### [Goal]
Copy out the entries in full and with complete accuracy; pictures are excluded.

—————

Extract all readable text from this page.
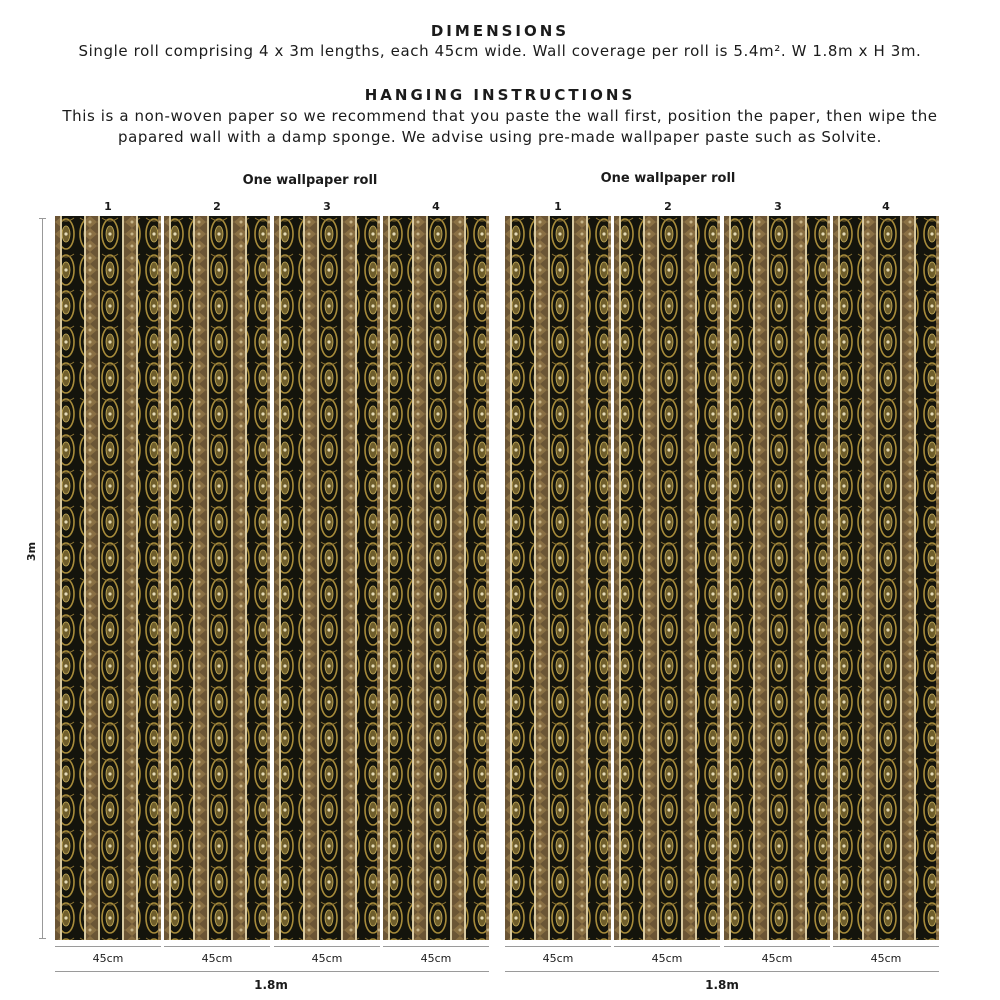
DIMENSIONS
Single roll comprising 4 x 3m lengths, each 45cm wide. Wall coverage per roll is 5.4m². W 1.8m x H 3m.
HANGING INSTRUCTIONS
This is a non-woven paper so we recommend that you paste the wall first, position the paper, then wipe the
papared wall with a damp sponge. We advise using pre-made wallpaper paste such as Solvite.
One wallpaper roll	One wallpaper roll
1	2	3	4	1	2	3	4
3m
45cm	45cm	45cm	45cm	45cm	45cm	45cm	45cm
1.8m	1.8m
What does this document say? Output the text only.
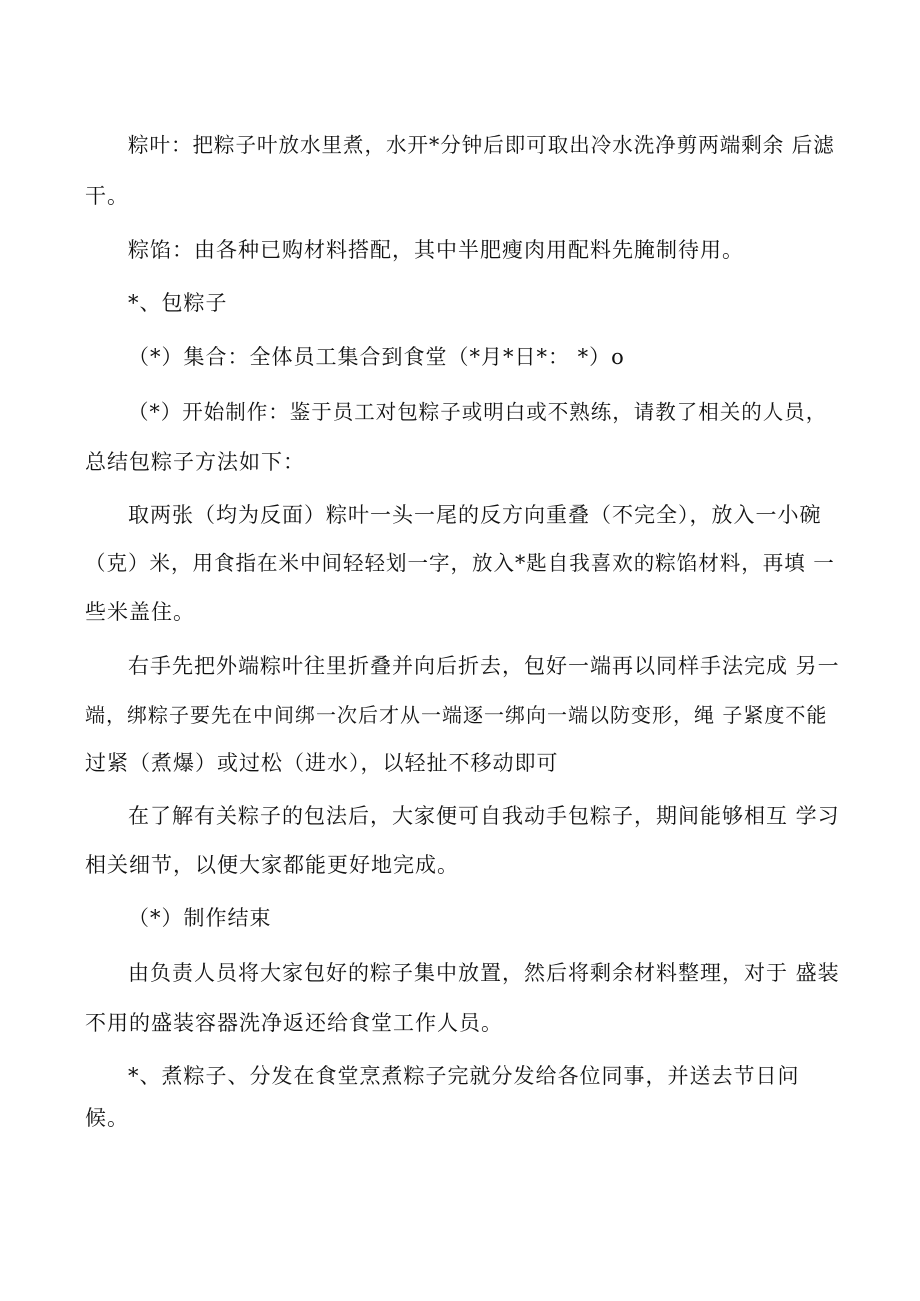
粽叶：把粽子叶放水里煮，水开*分钟后即可取出冷水洗净剪两端剩余 后滤
干。
粽馅：由各种已购材料搭配，其中半肥瘦肉用配料先腌制待用。
*、包粽子
（*）集合：全体员工集合到食堂（*月*日*： *）o
（*）开始制作：鉴于员工对包粽子或明白或不熟练，请教了相关的人员，
总结包粽子方法如下：
取两张（均为反面）粽叶一头一尾的反方向重叠（不完全），放入一小碗
（克）米，用食指在米中间轻轻划一字，放入*匙自我喜欢的粽馅材料，再填 一
些米盖住。
右手先把外端粽叶往里折叠并向后折去，包好一端再以同样手法完成 另一
端，绑粽子要先在中间绑一次后才从一端逐一绑向一端以防变形，绳 子紧度不能
过紧（煮爆）或过松（进水），以轻扯不移动即可
在了解有关粽子的包法后，大家便可自我动手包粽子，期间能够相互 学习
相关细节，以便大家都能更好地完成。
（*）制作结束
由负责人员将大家包好的粽子集中放置，然后将剩余材料整理，对于 盛装
不用的盛装容器洗净返还给食堂工作人员。
*、煮粽子、分发在食堂烹煮粽子完就分发给各位同事，并送去节日问
候。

—————

### [The output]
Extract all readable text from this page.
DIMENSIONS
Single roll comprising 4 x 3m lengths, each 45cm wide. Wall coverage per roll is 5.4m². W 1.8m x H 3m.
HANGING INSTRUCTIONS
This is a non-woven paper so we recommend that you paste the wall first, position the paper, then wipe the
papared wall with a damp sponge. We advise using pre-made wallpaper paste such as Solvite.
One wallpaper roll	One wallpaper roll
1	2	3	4	1	2	3	4
3m
45cm	45cm	45cm	45cm	45cm	45cm	45cm	45cm
1.8m	1.8m
What does this document say? Output the text only.
粽叶：把粽子叶放水里煮，水开*分钟后即可取出冷水洗净剪两端剩余 后滤
干。
粽馅：由各种已购材料搭配，其中半肥瘦肉用配料先腌制待用。
*、包粽子
（*）集合：全体员工集合到食堂（*月*日*： *）o
（*）开始制作：鉴于员工对包粽子或明白或不熟练，请教了相关的人员，
总结包粽子方法如下：
取两张（均为反面）粽叶一头一尾的反方向重叠（不完全），放入一小碗
（克）米，用食指在米中间轻轻划一字，放入*匙自我喜欢的粽馅材料，再填 一
些米盖住。
右手先把外端粽叶往里折叠并向后折去，包好一端再以同样手法完成 另一
端，绑粽子要先在中间绑一次后才从一端逐一绑向一端以防变形，绳 子紧度不能
过紧（煮爆）或过松（进水），以轻扯不移动即可
在了解有关粽子的包法后，大家便可自我动手包粽子，期间能够相互 学习
相关细节，以便大家都能更好地完成。
（*）制作结束
由负责人员将大家包好的粽子集中放置，然后将剩余材料整理，对于 盛装
不用的盛装容器洗净返还给食堂工作人员。
*、煮粽子、分发在食堂烹煮粽子完就分发给各位同事，并送去节日问
候。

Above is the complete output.